Short problem: Extract every record, exactly as written, and ignore the pictures.

Material supplied:
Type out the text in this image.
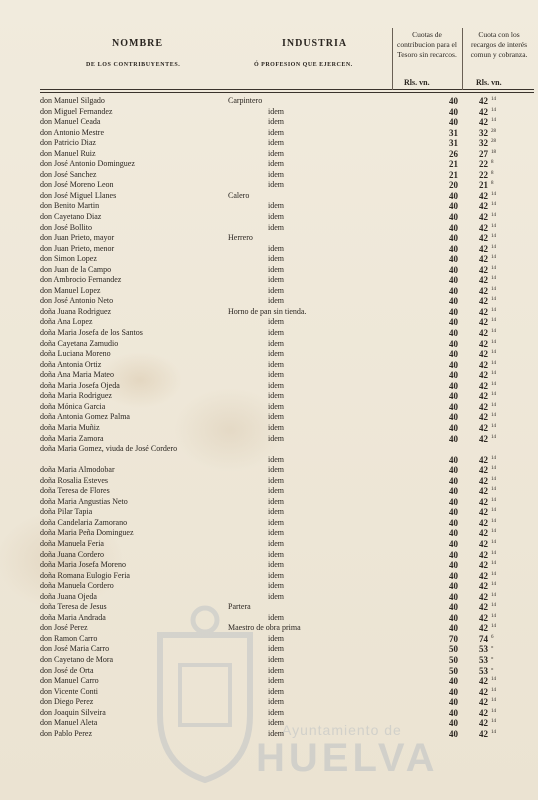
NOMBRE
DE LOS CONTRIBUYENTES.
INDUSTRIA
Ó PROFESION QUE EJERCEN.
Cuotas de contribucion para el Tesoro sin recarcos.
Cuota con los recargos de interés comun y cobranza.
Rls. vn.	Rls. vn.
Ayuntamiento de
HUELVA
don Manuel Silgado	Carpintero	40	42 14
don Miguel Fernandez	idem	40	42 14
don Manuel Ceada	idem	40	42 14
don Antonio Mestre	idem	31	32 28
don Patricio Diaz	idem	31	32 28
don Manuel Ruiz	idem	26	27 18
don José Antonio Dominguez	idem	21	22 8
don José Sanchez	idem	21	22 8
don José Moreno Leon	idem	20	21 8
don José Miguel Llanes	Calero	40	42 14
don Benito Martin	idem	40	42 14
don Cayetano Diaz	idem	40	42 14
don José Bollito	idem	40	42 14
don Juan Prieto, mayor	Herrero	40	42 14
don Juan Prieto, menor	idem	40	42 14
don Simon Lopez	idem	40	42 14
don Juan de la Campo	idem	40	42 14
don Ambrocio Fernandez	idem	40	42 14
don Manuel Lopez	idem	40	42 14
don José Antonio Neto	idem	40	42 14
doña Juana Rodriguez	Horno de pan sin tienda.	40	42 14
doña Ana Lopez	idem	40	42 14
doña Maria Josefa de los Santos	idem	40	42 14
doña Cayetana Zamudio	idem	40	42 14
doña Luciana Moreno	idem	40	42 14
doña Antonia Ortiz	idem	40	42 14
doña Ana Maria Mateo	idem	40	42 14
doña Maria Josefa Ojeda	idem	40	42 14
doña Maria Rodriguez	idem	40	42 14
doña Mónica Garcia	idem	40	42 14
doña Antonia Gomez Palma	idem	40	42 14
doña Maria Muñiz	idem	40	42 14
doña Maria Zamora	idem	40	42 14
doña Maria Gomez, viuda de José Cordero
idem	40	42 14
doña Maria Almodobar	idem	40	42 14
doña Rosalia Esteves	idem	40	42 14
doña Teresa de Flores	idem	40	42 14
doña Maria Angustias Neto	idem	40	42 14
doña Pilar Tapia	idem	40	42 14
doña Candelaria Zamorano	idem	40	42 14
doña Maria Peña Dominguez	idem	40	42 14
doña Manuela Feria	idem	40	42 14
doña Juana Cordero	idem	40	42 14
doña Maria Josefa Moreno	idem	40	42 14
doña Romana Eulogio Feria	idem	40	42 14
doña Manuela Cordero	idem	40	42 14
doña Juana Ojeda	idem	40	42 14
doña Teresa de Jesus	Partera	40	42 14
doña Maria Andrada	idem	40	42 14
don José Perez	Maestro de obra prima	40	42 14
don Ramon Carro	idem	70	74 6
don José Maria Carro	idem	50	53 »
don Cayetano de Mora	idem	50	53 »
don José de Orta	idem	50	53 »
don Manuel Carro	idem	40	42 14
don Vicente Conti	idem	40	42 14
don Diego Perez	idem	40	42 14
don Joaquin Silveira	idem	40	42 14
don Manuel Aleta	idem	40	42 14
don Pablo Perez	idem	40	42 14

Exercise output:
Type out the text in this image.
NOMBRE
DE LOS CONTRIBUYENTES.
INDUSTRIA
Ó PROFESION QUE EJERCEN.
Cuotas de contribucion para el Tesoro sin recarcos.
Cuota con los recargos de interés comun y cobranza.
Rls. vn.	Rls. vn.
Ayuntamiento de
HUELVA
don Manuel Silgado	Carpintero	40	42 14
don Miguel Fernandez	idem	40	42 14
don Manuel Ceada	idem	40	42 14
don Antonio Mestre	idem	31	32 28
don Patricio Diaz	idem	31	32 28
don Manuel Ruiz	idem	26	27 18
don José Antonio Dominguez	idem	21	22 8
don José Sanchez	idem	21	22 8
don José Moreno Leon	idem	20	21 8
don José Miguel Llanes	Calero	40	42 14
don Benito Martin	idem	40	42 14
don Cayetano Diaz	idem	40	42 14
don José Bollito	idem	40	42 14
don Juan Prieto, mayor	Herrero	40	42 14
don Juan Prieto, menor	idem	40	42 14
don Simon Lopez	idem	40	42 14
don Juan de la Campo	idem	40	42 14
don Ambrocio Fernandez	idem	40	42 14
don Manuel Lopez	idem	40	42 14
don José Antonio Neto	idem	40	42 14
doña Juana Rodriguez	Horno de pan sin tienda.	40	42 14
doña Ana Lopez	idem	40	42 14
doña Maria Josefa de los Santos	idem	40	42 14
doña Cayetana Zamudio	idem	40	42 14
doña Luciana Moreno	idem	40	42 14
doña Antonia Ortiz	idem	40	42 14
doña Ana Maria Mateo	idem	40	42 14
doña Maria Josefa Ojeda	idem	40	42 14
doña Maria Rodriguez	idem	40	42 14
doña Mónica Garcia	idem	40	42 14
doña Antonia Gomez Palma	idem	40	42 14
doña Maria Muñiz	idem	40	42 14
doña Maria Zamora	idem	40	42 14
doña Maria Gomez, viuda de José Cordero
idem	40	42 14
doña Maria Almodobar	idem	40	42 14
doña Rosalia Esteves	idem	40	42 14
doña Teresa de Flores	idem	40	42 14
doña Maria Angustias Neto	idem	40	42 14
doña Pilar Tapia	idem	40	42 14
doña Candelaria Zamorano	idem	40	42 14
doña Maria Peña Dominguez	idem	40	42 14
doña Manuela Feria	idem	40	42 14
doña Juana Cordero	idem	40	42 14
doña Maria Josefa Moreno	idem	40	42 14
doña Romana Eulogio Feria	idem	40	42 14
doña Manuela Cordero	idem	40	42 14
doña Juana Ojeda	idem	40	42 14
doña Teresa de Jesus	Partera	40	42 14
doña Maria Andrada	idem	40	42 14
don José Perez	Maestro de obra prima	40	42 14
don Ramon Carro	idem	70	74 6
don José Maria Carro	idem	50	53 »
don Cayetano de Mora	idem	50	53 »
don José de Orta	idem	50	53 »
don Manuel Carro	idem	40	42 14
don Vicente Conti	idem	40	42 14
don Diego Perez	idem	40	42 14
don Joaquin Silveira	idem	40	42 14
don Manuel Aleta	idem	40	42 14
don Pablo Perez	idem	40	42 14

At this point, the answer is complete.